> The request: For the material that follows, list every line containing the word "JSON".

> Input:
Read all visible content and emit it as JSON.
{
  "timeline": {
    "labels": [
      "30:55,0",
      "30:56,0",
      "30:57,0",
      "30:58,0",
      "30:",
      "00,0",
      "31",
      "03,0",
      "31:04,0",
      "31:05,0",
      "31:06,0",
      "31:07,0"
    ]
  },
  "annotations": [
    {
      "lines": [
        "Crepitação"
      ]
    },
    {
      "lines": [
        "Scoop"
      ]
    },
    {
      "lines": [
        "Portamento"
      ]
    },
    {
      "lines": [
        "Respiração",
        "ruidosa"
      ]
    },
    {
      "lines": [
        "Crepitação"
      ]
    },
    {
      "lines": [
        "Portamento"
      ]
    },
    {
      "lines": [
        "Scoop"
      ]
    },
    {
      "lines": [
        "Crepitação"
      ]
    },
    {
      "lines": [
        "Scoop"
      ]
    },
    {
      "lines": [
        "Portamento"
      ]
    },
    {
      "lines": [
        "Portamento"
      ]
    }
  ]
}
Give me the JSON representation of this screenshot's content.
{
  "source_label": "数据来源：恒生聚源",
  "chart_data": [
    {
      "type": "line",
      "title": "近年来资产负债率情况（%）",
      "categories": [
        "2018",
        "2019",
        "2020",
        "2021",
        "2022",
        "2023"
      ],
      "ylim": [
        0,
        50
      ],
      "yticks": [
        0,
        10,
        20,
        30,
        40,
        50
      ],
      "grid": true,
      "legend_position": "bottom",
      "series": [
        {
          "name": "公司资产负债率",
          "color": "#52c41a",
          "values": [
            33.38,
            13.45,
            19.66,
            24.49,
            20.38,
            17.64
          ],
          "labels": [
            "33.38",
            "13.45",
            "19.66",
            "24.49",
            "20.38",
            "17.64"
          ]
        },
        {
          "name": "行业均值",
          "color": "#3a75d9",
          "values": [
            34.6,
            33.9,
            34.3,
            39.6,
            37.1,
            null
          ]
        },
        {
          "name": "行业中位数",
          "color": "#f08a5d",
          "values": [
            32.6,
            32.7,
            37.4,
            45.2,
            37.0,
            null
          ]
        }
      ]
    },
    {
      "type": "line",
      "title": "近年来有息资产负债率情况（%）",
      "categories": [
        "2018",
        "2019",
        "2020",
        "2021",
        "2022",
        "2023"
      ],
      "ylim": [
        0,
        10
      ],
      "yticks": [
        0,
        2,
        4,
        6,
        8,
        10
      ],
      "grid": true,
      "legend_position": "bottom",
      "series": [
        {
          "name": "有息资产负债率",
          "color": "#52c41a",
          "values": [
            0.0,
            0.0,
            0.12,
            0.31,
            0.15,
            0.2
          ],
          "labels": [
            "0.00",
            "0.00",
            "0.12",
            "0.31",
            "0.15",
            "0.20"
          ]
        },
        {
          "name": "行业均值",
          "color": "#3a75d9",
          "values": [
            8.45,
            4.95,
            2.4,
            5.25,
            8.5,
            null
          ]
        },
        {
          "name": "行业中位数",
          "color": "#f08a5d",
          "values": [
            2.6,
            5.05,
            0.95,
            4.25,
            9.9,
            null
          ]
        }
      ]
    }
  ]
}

> Expected answer:
Read all visible content and emit it as JSON.
Give me the JSON representation of this screenshot's content.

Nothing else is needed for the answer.